SUPPLIED MATERIAL -

• • • • • • •

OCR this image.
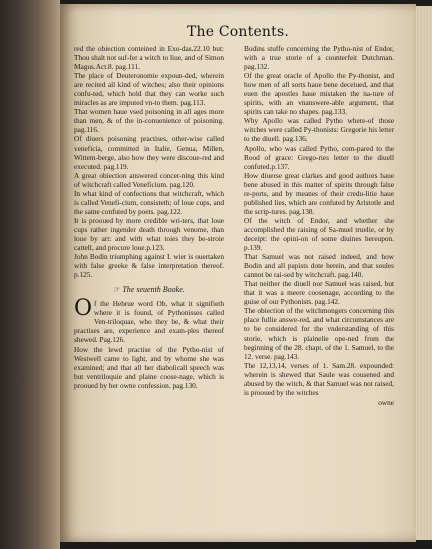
The Contents.
red the obiection conteined in Exo-das.22.10 but: Thou shalt not suf-fer a witch to liue, and of Simon Magus.Act.8. pag.111.
The place of Deuteronomie expoun-ded, wherein are recited all kind of witches; also their opinions confu-ted, which hold that they can worke such miracles as are imputed vn-to them. pag.113.
That women haue vsed poisoning in all ages more than men, & of the in-conuenience of poisoning. pag.116.
Of diuers poisoning practises, other-wise called veneficia, committed in Italie, Genua, Millen, Wittem-berge, also how they were discoue-red and executed. pag.119.
A great obiection answered concer-ning this kind of witchcraft called Veneficium. pag.120.
In what kind of confections that witchcraft, which is called Venefi-cium, consisteth; of loue cups, and the same confuted by poets. pag.122.
It is prooued by more credible wri-ters, that loue cups rather ingender death through venome, than loue by art: and with what toies they be-stroie cattell, and procure loue.p.123.
John Bodin triumphing against I. wier is ouertaken with false greeke & false interpretation thereof. p.125.
☞ The seuenth Booke.
Of the Hebrue word Ob, what it signifieth where it is found, of Pythonisses called Ven-triloquae, who they be, & what their practises are, experience and exam-ples thereof shewed. Pag.126.
How the lewd practise of the Pytho-nist of Westwell came to light, and by whome she was examined; and that all her diabolicall speech was but ventriloquie and plaine coose-nage, which is prooued by her owne confession. pag.130.
Bodins stuffe concerning the Pytho-nist of Endor, with a true storie of a counterfeit Dutchman. pag.132.
Of the great oracle of Apollo the Py-thonist, and how men of all sorts haue bene deceiued, and that euen the apostles haue mistaken the na-ture of spirits, with an vnanswere-able argument, that spirits can take no shapes. pag.133.
Why Apollo was called Pytho where-of those witches were called Py-thonists: Gregorie his letter to the diuell. pag.136.
Apollo, who was called Pytho, com-pared to the Rood of grace: Grego-ries letter to the diuell confuted.p.137.
How diuerse great clarkes and good authors haue bene abused in this matter of spirits through false re-ports, and by meanes of their credu-litie haue published lies, which are confuted by Aristotle and the scrip-tures. pag.138.
Of the witch of Endor, and whether she accomplished the raising of Sa-muel truelie, or by deceipt: the opini-on of some diuines hereupon. p.139.
That Samuel was not raised indeed, and how Bodin and all papists dote herein, and that soules cannot be rai-sed by witchcraft. pag.140.
That neither the diuell nor Samuel was raised, but that it was a meere coosenage, according to the guise of our Pythonists. pag.142.
The obiection of the witchmongers concerning this place fullie answe-red, and what circumstances are to be considered for the vnderstanding of this storie, which is plainelie ope-ned from the beginning of the 28. chapt. of the 1. Samuel, to the 12. verse. pag.143.
The 12,13,14, verses of 1. Sam.28. expounded: wherein is shewed that Saule was cousened and abused by the witch, & that Samuel was not raised, is prooued by the witches
owne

• • • • • • •

OBJECTIVE -
Out of the preceding entries, pull every line containing the string "shewed".

EXERCISE RESPONSE -
Of the Hebrue word Ob, what it signifieth where it is found, of Pythonisses called Ven-triloquae, who they be, & what their practises are, experience and exam-ples thereof shewed. Pag.126.
The 12,13,14, verses of 1. Sam.28. expounded: wherein is shewed that Saule was cousened and abused by the witch, & that Samuel was not raised, is prooued by the witches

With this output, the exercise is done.